TASK DIRECTIONS
Return each line containing the string "Bigg".

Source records
-- BEGIN --

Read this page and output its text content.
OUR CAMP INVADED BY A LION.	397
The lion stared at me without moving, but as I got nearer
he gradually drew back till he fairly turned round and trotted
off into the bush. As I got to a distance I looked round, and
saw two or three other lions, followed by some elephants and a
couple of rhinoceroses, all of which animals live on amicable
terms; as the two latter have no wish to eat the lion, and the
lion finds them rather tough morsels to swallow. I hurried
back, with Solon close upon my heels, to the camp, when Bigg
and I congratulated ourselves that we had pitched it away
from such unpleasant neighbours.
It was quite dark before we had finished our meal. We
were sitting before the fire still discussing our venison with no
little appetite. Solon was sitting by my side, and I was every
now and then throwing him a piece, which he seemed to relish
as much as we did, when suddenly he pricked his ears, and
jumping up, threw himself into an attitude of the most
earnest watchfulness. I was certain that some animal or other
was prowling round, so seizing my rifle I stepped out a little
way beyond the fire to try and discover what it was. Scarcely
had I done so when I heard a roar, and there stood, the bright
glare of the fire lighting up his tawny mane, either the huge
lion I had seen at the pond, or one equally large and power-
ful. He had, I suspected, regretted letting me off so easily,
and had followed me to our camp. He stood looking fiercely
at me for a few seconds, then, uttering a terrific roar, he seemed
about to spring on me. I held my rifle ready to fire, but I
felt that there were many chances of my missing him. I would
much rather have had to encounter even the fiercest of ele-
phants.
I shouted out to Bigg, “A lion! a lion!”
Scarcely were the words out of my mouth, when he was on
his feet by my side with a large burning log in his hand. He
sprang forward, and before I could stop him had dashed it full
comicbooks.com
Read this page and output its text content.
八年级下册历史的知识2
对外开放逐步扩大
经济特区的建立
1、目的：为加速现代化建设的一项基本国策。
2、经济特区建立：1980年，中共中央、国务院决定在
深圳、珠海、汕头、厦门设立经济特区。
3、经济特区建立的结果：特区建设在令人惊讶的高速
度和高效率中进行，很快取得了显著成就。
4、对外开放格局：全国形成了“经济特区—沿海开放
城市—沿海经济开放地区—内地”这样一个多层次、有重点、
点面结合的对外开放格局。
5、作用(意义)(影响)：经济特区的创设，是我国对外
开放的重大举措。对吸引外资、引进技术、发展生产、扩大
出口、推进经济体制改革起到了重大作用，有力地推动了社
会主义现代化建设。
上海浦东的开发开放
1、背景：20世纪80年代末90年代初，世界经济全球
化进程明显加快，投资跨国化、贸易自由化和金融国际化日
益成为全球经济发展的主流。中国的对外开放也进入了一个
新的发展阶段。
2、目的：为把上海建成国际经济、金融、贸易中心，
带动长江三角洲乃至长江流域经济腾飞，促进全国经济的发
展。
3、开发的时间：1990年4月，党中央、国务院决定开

-- END --

CORRECT ANSWER
back, with Solon close upon my heels, to the camp, when Bigg
I shouted out to Bigg, “A lion! a lion!”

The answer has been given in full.